___ Data
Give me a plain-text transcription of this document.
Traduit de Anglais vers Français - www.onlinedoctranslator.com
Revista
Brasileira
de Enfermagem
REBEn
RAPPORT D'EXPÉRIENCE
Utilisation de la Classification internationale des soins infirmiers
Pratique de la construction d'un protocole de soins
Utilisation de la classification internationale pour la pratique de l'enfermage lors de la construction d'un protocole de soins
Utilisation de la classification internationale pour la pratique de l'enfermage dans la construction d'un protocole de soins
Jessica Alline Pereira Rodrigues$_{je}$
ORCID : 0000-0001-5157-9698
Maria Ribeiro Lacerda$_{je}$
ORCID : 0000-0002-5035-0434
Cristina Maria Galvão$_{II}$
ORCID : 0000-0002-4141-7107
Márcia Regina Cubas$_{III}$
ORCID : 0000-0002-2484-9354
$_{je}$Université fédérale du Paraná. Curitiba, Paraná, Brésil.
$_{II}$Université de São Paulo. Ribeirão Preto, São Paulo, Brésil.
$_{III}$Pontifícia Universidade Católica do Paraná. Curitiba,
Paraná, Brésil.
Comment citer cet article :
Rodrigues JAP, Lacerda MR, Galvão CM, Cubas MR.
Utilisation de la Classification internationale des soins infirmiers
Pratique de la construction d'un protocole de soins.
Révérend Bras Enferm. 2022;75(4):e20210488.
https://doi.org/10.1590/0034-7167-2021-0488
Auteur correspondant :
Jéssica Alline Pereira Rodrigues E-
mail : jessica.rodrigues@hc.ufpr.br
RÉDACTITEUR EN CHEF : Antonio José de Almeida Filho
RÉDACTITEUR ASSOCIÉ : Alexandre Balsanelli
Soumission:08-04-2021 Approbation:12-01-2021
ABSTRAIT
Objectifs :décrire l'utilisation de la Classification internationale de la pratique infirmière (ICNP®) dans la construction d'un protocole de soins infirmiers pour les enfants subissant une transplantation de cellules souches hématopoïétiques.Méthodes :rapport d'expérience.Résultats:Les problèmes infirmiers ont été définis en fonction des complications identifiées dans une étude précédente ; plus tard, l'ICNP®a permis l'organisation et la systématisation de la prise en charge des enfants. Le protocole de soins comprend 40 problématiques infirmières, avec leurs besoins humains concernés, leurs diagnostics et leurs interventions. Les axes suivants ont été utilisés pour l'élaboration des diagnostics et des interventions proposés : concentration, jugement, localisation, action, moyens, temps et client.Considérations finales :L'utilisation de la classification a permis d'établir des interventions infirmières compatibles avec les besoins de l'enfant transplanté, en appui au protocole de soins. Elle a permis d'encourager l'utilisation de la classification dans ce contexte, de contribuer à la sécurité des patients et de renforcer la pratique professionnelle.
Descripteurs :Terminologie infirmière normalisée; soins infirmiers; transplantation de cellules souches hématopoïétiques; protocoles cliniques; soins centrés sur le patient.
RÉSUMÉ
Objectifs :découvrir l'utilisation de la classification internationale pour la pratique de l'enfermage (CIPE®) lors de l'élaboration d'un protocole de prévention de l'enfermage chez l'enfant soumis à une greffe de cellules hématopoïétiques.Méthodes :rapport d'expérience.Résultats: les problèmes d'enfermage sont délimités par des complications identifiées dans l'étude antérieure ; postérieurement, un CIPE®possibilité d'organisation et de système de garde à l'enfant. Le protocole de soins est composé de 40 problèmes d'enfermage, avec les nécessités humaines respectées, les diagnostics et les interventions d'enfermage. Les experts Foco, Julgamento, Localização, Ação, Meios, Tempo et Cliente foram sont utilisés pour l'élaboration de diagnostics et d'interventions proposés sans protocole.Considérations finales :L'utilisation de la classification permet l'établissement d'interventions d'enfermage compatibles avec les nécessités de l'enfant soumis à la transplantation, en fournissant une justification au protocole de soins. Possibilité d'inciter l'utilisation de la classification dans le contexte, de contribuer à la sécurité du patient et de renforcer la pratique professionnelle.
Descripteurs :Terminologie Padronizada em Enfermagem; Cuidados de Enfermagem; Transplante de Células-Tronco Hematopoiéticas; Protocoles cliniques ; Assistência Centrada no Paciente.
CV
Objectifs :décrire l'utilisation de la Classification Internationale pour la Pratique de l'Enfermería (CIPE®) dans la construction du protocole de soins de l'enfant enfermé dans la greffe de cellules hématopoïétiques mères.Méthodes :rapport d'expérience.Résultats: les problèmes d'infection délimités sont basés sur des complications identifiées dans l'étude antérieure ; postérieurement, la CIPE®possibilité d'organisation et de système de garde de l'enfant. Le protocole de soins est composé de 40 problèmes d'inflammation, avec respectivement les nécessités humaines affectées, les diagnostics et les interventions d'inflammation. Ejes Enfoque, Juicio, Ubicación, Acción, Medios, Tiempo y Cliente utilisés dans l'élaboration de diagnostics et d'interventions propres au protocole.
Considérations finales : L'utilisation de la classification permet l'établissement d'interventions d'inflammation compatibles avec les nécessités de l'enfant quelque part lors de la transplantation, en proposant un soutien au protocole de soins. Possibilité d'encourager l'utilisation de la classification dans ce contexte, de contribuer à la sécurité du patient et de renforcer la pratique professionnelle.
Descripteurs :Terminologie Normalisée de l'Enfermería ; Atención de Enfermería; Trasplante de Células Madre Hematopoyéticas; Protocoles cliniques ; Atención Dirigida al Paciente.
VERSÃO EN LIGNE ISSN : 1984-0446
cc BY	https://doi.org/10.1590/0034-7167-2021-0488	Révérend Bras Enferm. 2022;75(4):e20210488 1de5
______
▶ [Problem details] Copy whichever lines above contain the string "Paraná".

▶ [Exercise result]
$_{je}$Université fédérale du Paraná. Curitiba, Paraná, Brésil.
$_{III}$Pontifícia Universidade Católica do Paraná. Curitiba,
Paraná, Brésil.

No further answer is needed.